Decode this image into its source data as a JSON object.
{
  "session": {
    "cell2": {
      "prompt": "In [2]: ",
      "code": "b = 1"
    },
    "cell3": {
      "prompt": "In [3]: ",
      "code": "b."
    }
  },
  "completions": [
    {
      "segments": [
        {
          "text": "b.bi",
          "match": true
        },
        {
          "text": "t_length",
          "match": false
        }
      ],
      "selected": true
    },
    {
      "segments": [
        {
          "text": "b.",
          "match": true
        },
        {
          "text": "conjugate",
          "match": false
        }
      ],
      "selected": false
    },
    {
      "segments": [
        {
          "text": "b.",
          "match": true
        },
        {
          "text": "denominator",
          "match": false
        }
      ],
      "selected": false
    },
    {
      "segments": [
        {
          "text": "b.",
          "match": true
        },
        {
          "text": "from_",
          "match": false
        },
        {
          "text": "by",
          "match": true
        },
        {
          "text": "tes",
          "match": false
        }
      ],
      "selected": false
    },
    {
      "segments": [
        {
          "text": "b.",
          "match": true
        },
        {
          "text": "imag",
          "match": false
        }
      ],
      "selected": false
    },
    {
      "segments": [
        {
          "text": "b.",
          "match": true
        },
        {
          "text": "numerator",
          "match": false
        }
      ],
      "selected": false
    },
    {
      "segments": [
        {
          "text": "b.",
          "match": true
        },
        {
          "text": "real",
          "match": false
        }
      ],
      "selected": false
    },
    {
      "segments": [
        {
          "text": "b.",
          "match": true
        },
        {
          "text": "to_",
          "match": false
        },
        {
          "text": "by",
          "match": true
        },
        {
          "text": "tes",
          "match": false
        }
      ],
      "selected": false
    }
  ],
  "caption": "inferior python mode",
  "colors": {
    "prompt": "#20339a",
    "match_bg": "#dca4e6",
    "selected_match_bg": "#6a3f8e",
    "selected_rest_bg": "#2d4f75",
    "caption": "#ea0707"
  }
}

◆ ◆ ◆ ◆ ◆

- [Written exercise]:
Gather up the lines containing the word "caption" from these records and copy them.

- [Exercise answer]:
  "caption": "inferior python mode",
    "caption": "#ea0707"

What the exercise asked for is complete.